_Requirement_
Reproduce the lines below word for word, beginning at the line that contains "Decompose this screenshot" and stopping after the line that contains "- window-sizes-label: Window". Leave the pictures out.

_Given records_
:::::

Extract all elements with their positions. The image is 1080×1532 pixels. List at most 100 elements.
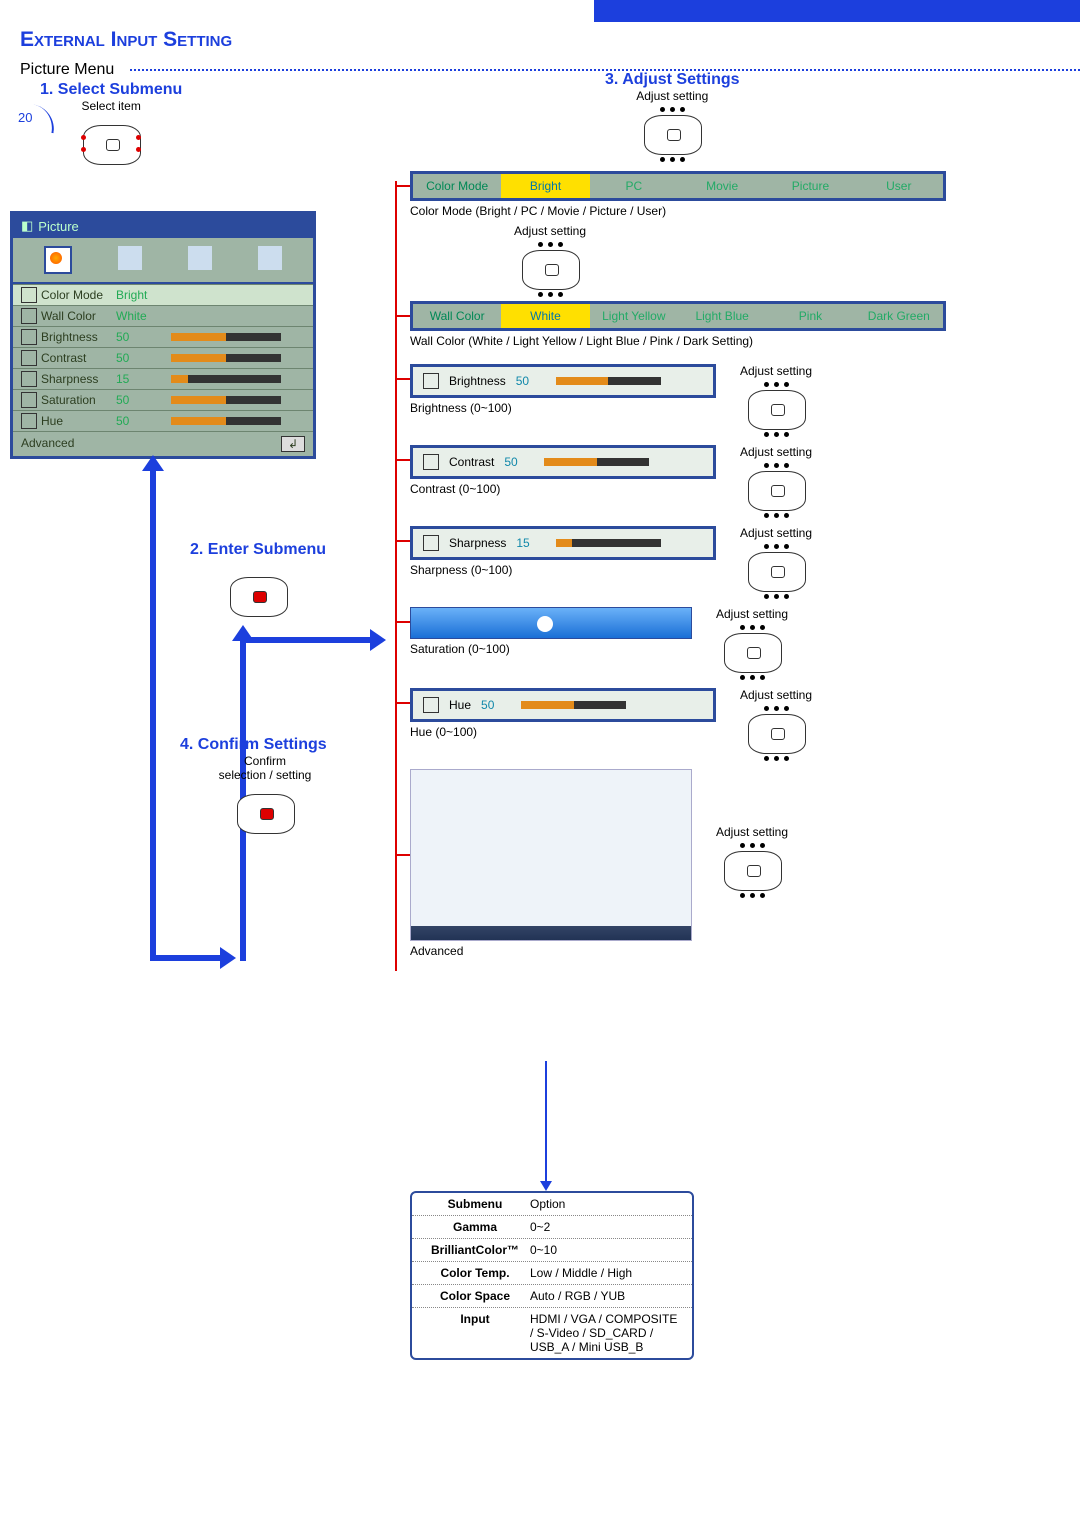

:::::

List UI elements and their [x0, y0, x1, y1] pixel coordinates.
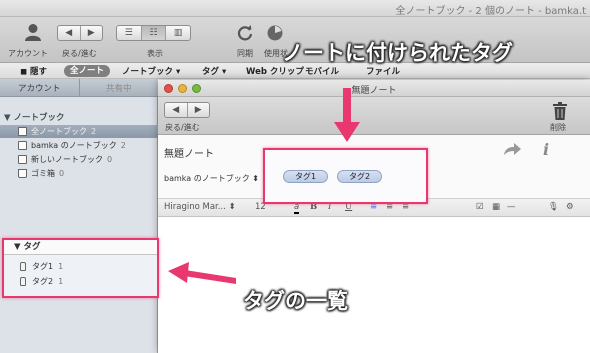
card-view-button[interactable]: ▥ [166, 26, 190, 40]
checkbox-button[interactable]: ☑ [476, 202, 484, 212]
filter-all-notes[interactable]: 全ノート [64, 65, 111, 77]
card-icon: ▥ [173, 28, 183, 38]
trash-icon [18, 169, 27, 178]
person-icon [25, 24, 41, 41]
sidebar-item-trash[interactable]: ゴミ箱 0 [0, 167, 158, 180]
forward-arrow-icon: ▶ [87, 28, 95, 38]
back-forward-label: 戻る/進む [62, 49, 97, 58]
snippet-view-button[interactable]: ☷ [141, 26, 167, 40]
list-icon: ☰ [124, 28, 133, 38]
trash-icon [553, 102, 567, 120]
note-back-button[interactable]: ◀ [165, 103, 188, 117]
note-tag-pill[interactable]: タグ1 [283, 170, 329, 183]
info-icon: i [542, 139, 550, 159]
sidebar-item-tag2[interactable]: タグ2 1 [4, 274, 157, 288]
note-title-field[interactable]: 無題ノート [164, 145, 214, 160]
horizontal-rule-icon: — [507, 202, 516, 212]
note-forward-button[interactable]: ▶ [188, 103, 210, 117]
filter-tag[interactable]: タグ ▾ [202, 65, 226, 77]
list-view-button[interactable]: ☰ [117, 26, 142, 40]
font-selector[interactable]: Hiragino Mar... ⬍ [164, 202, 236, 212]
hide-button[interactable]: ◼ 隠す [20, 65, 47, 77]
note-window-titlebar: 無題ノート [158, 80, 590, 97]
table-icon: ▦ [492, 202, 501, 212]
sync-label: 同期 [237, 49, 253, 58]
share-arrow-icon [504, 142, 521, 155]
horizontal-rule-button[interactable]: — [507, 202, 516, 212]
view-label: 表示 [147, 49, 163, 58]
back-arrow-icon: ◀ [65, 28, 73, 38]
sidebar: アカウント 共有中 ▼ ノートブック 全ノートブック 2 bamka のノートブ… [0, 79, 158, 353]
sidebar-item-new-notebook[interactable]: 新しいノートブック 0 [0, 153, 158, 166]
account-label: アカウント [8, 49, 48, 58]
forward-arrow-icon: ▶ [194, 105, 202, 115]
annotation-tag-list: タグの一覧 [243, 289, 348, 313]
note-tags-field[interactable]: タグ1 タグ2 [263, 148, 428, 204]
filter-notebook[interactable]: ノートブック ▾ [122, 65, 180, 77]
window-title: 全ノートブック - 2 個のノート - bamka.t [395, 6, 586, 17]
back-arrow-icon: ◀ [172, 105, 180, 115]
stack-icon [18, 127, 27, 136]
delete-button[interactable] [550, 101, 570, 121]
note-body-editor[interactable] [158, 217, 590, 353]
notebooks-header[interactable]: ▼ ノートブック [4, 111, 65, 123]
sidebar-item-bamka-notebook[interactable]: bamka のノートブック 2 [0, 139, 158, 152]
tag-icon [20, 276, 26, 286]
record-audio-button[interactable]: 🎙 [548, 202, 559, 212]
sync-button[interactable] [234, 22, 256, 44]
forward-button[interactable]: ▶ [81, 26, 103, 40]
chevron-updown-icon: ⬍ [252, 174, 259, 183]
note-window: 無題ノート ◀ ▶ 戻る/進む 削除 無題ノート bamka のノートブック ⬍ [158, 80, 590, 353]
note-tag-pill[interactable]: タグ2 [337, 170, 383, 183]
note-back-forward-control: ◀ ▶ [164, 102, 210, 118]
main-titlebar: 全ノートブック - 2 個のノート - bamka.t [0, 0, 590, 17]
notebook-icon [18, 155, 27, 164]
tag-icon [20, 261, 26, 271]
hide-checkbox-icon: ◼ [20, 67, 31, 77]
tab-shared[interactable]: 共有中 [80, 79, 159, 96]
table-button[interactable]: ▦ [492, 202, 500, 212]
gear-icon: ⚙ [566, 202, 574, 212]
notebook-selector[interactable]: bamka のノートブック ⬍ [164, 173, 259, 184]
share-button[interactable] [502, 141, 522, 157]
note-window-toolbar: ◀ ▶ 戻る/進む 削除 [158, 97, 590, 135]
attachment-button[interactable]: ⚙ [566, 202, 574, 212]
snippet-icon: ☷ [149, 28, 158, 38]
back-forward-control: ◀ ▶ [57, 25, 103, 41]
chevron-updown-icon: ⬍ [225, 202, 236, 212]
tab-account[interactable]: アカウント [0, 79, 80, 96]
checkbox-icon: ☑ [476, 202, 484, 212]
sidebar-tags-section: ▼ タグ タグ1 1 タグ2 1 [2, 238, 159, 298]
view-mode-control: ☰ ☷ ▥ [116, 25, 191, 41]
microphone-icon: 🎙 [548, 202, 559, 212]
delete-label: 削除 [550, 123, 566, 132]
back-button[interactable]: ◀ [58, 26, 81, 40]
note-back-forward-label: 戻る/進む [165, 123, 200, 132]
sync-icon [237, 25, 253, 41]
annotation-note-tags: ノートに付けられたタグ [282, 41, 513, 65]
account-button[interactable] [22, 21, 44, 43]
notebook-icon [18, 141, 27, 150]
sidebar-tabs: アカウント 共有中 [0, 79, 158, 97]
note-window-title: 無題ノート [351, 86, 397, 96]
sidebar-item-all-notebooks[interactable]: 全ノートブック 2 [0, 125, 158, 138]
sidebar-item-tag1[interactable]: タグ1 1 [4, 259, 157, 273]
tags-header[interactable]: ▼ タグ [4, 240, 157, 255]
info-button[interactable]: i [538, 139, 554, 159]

:::::

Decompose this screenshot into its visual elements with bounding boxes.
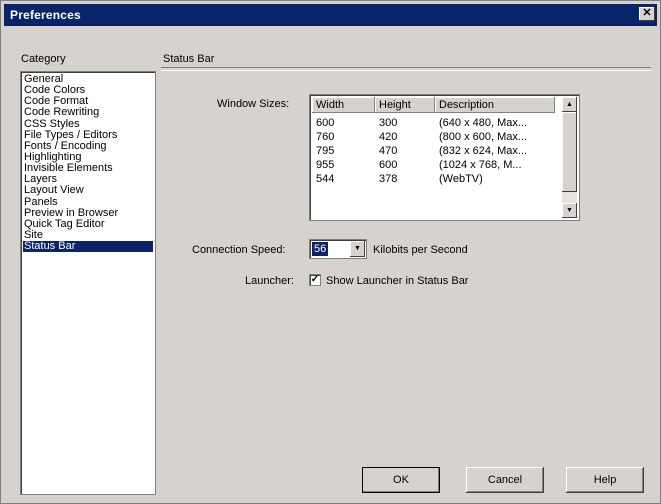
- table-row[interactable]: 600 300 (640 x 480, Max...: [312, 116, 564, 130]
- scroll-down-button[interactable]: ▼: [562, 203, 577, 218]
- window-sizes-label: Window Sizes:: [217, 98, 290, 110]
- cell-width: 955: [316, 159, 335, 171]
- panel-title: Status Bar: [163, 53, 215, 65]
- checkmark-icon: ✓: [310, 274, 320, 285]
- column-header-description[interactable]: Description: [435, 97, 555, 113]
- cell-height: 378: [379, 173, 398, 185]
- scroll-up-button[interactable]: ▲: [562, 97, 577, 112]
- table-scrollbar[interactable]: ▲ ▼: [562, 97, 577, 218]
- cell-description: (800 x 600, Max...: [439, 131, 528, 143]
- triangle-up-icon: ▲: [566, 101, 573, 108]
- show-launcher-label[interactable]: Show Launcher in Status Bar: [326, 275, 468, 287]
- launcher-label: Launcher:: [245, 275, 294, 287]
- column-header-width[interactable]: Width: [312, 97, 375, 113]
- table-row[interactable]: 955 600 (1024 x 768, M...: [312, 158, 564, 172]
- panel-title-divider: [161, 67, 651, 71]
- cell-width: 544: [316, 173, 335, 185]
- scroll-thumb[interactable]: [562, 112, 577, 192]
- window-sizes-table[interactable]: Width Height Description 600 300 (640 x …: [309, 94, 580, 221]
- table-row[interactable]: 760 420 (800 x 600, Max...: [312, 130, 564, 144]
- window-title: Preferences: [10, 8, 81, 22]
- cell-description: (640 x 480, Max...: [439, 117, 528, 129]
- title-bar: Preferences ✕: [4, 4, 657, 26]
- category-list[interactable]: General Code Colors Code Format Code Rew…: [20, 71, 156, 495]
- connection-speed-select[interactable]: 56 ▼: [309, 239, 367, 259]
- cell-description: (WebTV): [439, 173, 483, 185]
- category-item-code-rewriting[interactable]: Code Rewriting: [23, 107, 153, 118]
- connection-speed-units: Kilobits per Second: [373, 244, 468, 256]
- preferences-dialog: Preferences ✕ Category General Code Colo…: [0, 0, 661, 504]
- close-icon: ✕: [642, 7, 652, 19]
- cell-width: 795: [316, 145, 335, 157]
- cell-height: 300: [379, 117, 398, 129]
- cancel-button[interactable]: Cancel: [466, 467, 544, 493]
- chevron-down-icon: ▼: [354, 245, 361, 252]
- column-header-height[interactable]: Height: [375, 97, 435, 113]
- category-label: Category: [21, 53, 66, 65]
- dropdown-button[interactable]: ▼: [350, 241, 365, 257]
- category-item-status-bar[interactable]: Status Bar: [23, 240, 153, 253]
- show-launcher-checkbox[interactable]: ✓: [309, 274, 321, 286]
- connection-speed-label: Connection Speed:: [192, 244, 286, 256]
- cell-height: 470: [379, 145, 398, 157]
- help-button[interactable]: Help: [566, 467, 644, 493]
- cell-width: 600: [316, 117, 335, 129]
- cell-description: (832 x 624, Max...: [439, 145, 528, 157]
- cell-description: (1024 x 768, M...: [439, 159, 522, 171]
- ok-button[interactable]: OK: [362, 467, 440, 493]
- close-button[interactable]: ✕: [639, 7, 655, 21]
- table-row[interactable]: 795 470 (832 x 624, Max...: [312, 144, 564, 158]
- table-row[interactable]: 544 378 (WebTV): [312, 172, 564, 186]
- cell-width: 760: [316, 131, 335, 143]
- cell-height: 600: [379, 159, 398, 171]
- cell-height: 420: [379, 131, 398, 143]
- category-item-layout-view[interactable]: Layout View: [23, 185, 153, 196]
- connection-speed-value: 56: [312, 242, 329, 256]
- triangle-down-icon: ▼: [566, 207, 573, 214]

:::::

_Completed task_
Decompose this screenshot into its visual elements with bounding boxes.
- table-row[interactable]: 600 300 (640 x 480, Max...: [312, 116, 564, 130]
- scroll-down-button[interactable]: ▼: [562, 203, 577, 218]
- window-sizes-label: Window Sizes:: [217, 98, 290, 110]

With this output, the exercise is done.